When I would shift the pedestal lever into gear, I would usually have to run below, and manually push the trannie lever a bit more, to go into gear. Then it was fine, unless I idled very low, I would have to do it again. Definitely plan on fixing that this year.

Have bought a new normal / thin Morse cable, the spring joint, and will be repositioning the trannie lever back to it's stock position. I have a knock-off edson pedestal (Yacht Specialties, 1978) iwth separate controls for shifting and throttle. Last year it had the original "thicker" shift cable.

Any advice / thoughts you would have on this would be appreciated.


----------



## billangiep (Dec 10, 2003)




----------



## Northeaster (Jan 13, 2007)

Billang - (or anyone!!!!)
Thanks for posting the shift diagram. I don't have my Yanmar book on me, right now! 

As mentioned I need to change my lever throw position (from the current bast$rdized approx. 10' o'clock to 2 o'clock position, to the original position (shown in your diagram).

I had thought I would need to take out the 4 bolts, in the cover ,to move it.

Looking at the diagram, it looks as if I can just loosed the 1 small bolt, holding the lever to the shaft, to change the lever position, correct???

You mentioned adjusting the lever / cone movement, with just 1 bolt!! Is that the bolt shown in the bottom of the diagram???

The engine is currently a 4 hour drive away, so I woudl like to have a good idea of what needs to be done, before working on it again!! 

Thanks for the help!!!


----------



## billangiep (Dec 10, 2003)

□ □ □ □ □

• **What you will do**
A. List every year that appears in the forum thread about the shift lever.
B. Continue the forum thread about the shift lever from the point where it stops.
The rows that come next are separate material and have nothing to do with the forum thread.

□ □ □ □ □

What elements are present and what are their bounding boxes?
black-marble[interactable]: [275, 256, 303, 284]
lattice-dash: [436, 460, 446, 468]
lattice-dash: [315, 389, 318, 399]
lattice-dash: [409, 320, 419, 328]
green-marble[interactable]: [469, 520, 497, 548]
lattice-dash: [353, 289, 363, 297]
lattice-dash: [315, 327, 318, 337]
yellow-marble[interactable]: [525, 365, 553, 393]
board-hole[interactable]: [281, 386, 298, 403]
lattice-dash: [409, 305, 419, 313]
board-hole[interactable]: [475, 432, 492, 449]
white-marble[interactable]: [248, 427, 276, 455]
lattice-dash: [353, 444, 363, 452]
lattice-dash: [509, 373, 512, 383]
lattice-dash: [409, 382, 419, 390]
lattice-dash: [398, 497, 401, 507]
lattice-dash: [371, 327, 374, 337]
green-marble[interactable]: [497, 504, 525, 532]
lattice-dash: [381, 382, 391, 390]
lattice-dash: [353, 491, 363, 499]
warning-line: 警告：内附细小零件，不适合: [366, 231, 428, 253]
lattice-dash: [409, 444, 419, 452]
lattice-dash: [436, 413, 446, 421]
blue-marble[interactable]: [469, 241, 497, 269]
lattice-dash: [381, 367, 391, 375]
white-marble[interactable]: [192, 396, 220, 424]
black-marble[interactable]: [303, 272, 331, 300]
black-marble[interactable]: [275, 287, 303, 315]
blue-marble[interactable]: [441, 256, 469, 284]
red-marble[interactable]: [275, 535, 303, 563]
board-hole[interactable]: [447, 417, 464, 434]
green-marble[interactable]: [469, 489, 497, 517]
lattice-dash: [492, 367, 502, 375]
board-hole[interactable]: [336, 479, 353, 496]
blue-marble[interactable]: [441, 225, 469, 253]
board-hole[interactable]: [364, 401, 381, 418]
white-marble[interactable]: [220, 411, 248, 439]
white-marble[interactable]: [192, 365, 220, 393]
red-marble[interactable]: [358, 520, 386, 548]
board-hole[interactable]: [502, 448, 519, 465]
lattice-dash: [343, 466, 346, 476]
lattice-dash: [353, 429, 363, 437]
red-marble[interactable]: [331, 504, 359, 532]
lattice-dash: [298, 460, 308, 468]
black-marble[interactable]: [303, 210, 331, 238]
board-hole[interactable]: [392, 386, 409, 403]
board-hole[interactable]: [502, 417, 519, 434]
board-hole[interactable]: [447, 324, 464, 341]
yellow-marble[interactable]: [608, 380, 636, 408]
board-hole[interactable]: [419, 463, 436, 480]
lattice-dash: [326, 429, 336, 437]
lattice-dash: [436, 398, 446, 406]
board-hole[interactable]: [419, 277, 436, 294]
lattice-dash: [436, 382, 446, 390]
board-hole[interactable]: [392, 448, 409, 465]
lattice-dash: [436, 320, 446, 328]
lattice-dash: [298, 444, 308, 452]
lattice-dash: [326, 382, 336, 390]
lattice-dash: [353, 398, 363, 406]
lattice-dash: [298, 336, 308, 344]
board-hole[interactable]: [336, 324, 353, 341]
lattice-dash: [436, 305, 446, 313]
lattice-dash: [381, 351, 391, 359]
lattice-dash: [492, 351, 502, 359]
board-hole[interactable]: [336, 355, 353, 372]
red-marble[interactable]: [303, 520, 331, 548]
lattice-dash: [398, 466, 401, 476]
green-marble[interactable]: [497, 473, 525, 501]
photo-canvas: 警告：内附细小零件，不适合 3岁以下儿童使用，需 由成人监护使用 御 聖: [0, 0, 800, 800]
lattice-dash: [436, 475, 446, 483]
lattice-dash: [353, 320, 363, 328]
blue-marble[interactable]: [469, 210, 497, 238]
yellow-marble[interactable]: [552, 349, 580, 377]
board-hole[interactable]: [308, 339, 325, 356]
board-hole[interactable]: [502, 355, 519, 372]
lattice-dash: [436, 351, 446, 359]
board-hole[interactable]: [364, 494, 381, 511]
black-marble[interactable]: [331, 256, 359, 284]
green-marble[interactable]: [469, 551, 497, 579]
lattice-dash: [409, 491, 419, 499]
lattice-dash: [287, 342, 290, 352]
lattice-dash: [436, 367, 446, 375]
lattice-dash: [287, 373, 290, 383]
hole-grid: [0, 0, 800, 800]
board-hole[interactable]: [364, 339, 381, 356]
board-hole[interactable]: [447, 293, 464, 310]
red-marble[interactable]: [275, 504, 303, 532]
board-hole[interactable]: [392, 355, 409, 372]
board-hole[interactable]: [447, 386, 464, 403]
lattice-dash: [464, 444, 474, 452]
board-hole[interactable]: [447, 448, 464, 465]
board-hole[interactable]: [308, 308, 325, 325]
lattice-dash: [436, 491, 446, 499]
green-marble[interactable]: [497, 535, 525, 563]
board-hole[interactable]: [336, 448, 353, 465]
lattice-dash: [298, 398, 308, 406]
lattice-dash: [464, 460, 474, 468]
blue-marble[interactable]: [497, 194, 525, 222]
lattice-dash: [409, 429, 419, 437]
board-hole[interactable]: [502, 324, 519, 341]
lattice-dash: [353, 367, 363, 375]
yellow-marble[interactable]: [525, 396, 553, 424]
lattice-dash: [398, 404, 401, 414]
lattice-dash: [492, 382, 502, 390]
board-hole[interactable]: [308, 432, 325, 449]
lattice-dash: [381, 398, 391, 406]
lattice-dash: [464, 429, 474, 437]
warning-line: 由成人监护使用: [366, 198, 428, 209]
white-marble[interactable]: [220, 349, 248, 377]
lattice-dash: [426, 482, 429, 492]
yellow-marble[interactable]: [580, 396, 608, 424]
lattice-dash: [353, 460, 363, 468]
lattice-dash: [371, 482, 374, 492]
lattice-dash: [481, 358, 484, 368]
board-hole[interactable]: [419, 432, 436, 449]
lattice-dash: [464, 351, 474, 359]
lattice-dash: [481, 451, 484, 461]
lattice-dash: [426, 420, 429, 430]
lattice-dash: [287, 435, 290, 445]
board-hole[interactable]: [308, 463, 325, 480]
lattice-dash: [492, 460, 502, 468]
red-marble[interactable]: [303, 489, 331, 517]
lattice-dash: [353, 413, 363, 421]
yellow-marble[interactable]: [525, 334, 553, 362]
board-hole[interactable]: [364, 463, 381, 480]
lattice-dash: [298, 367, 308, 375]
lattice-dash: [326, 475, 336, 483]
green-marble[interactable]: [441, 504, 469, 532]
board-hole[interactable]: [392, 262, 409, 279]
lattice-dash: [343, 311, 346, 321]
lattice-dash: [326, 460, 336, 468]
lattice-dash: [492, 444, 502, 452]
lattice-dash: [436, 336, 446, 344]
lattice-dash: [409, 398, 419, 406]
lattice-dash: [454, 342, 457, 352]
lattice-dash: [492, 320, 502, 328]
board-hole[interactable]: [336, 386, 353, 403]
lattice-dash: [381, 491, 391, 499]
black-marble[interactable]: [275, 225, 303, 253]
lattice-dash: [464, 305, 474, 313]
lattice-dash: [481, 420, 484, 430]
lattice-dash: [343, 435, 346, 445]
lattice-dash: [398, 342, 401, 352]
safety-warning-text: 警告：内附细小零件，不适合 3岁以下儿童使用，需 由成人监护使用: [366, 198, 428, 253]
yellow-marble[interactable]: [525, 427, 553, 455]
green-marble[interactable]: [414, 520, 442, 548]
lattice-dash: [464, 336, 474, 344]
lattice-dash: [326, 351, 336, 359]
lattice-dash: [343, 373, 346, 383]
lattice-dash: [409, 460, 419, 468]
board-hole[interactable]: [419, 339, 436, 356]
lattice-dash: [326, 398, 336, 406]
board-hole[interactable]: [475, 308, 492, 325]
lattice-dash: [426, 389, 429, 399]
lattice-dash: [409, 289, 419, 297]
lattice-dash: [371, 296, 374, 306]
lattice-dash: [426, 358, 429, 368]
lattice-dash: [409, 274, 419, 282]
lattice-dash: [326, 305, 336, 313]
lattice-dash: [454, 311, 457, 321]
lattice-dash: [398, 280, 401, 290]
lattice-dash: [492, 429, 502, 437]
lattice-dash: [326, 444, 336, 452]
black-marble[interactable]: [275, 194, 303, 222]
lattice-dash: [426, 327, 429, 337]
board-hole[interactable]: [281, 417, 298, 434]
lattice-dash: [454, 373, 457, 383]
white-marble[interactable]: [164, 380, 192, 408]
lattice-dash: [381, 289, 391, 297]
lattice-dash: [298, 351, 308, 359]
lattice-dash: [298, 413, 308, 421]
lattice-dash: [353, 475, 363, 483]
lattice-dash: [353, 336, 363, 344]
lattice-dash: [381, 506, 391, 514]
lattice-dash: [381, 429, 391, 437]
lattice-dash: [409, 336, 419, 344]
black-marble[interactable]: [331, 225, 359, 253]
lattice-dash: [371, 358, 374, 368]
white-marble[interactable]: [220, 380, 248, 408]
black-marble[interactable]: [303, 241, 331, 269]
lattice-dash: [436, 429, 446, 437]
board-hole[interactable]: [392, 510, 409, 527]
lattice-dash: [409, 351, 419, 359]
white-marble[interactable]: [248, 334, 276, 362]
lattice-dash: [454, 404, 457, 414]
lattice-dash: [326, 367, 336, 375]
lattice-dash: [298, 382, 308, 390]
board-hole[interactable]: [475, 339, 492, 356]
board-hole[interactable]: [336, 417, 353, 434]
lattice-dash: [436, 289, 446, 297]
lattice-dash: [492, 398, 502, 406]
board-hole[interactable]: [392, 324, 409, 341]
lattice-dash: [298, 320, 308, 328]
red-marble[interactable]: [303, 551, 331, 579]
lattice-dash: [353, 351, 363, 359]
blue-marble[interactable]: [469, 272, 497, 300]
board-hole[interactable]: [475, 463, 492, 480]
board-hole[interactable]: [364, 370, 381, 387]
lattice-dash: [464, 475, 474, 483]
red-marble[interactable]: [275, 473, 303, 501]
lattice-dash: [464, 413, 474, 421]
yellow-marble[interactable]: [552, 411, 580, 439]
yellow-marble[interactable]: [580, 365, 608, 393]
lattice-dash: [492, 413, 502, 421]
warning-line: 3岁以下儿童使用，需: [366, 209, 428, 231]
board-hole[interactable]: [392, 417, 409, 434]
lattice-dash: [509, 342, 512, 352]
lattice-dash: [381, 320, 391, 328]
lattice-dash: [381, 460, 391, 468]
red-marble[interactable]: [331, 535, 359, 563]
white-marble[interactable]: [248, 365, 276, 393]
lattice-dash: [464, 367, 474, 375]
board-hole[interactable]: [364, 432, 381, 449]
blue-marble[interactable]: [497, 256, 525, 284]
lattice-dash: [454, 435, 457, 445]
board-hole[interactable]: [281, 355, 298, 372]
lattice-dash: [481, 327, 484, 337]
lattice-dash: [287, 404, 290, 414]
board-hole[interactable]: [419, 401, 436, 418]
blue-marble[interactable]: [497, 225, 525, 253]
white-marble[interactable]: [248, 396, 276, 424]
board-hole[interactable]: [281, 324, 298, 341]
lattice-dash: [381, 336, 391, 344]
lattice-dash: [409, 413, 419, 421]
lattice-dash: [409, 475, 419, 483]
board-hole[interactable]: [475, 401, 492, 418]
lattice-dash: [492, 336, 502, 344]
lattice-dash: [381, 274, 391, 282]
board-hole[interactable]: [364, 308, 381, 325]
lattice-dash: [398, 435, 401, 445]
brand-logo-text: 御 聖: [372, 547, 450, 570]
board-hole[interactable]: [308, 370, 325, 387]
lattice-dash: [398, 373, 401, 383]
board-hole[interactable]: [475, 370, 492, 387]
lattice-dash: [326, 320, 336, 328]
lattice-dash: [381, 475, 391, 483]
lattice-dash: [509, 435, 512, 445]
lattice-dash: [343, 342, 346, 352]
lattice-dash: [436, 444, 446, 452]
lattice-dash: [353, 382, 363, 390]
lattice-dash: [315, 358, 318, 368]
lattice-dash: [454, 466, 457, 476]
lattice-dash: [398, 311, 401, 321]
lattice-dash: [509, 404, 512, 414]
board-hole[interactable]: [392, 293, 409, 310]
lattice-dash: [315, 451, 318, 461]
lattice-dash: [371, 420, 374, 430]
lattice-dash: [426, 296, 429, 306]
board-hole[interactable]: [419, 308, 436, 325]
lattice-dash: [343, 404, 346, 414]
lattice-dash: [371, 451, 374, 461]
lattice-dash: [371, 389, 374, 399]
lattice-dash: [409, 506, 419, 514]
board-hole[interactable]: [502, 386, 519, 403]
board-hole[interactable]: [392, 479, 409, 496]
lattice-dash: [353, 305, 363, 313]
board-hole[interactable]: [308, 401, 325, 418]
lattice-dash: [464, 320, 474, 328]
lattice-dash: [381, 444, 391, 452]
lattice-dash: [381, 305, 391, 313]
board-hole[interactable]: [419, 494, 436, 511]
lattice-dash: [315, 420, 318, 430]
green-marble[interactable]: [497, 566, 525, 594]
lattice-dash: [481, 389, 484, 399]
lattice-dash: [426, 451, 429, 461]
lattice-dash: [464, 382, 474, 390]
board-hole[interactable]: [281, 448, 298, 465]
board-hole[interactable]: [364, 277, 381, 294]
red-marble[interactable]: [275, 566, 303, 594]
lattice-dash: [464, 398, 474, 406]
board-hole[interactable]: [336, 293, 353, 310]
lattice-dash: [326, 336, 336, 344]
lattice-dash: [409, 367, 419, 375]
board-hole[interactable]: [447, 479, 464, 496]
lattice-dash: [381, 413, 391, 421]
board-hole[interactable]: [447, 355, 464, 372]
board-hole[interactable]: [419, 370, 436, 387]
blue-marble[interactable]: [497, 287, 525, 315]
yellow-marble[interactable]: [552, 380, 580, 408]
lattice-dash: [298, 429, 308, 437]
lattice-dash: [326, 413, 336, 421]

□ □ □ □ □

• **Task-by-task results**
A. 1978, 2003, 2007

B.
North you don't have to remove the cover plate. Loosen the one bolt on the shift arm and you can rotate as needed. I believe the lower plug on the case holds a spring and ball (detent) for F N R. Once you have the shift arm correctly orientated (90 degrees from the cable to the shift arm while in neutral) the adjustments are made with the shift cable and spring joint.
Bill,


----------



## Northeaster (Jan 13, 2007)

Billang - Thanks again for all of the help. 
So, just so I am clear. I know that my throttle cable needs to have a tension clamp on it (did this last year), as the rpms would reduce otherwise. But, are you sure that the shift cable needs this type of clamp as well, in addition to the spring joint cable connector? Last year, I didn't have either a tension clamp, or a spring joint, on the shift cable - and obviously, it didn't work well!!


----------



## Northeaster (Jan 13, 2007)

Billang - Finally found that old thread on Yanmarhelp.com, where it was recommended to lap the mating surface of the drive gear - which the cone slipps against - I referred to it as lapping the cone itself.

Just thought I would provide the source of the info!

Quote!!!
Had similar problem with 2GM 15 several times.
The inner face of the gear that the bronze clutch cone spins into has become glazed, resulting in slippage when put into gear. Cone will heat up because of slippage give a few clunks the engage. Solution is to dissamble gear box, apply a bit of valve lapping compound to inner face of the gear, lap the cone into the face for about a minute, clean everything carefully and reassemble.
There is an adjustment on the shift lever houseing that must be made to ensure equal travel in foreward and reverse, this is critical to avoid reaccurance of problem.

and ..

The cone does not wear, the race that it spins into gets glazed from slippage and prevents proper mating of the two faces. while this slipping is occuring the cone heats up and expands, you get the clunking sounds then away you go.
The spring joint insures that a positive pressure is always on the shift lever, if there isn't, slippage can occur from cable creep.

End quote!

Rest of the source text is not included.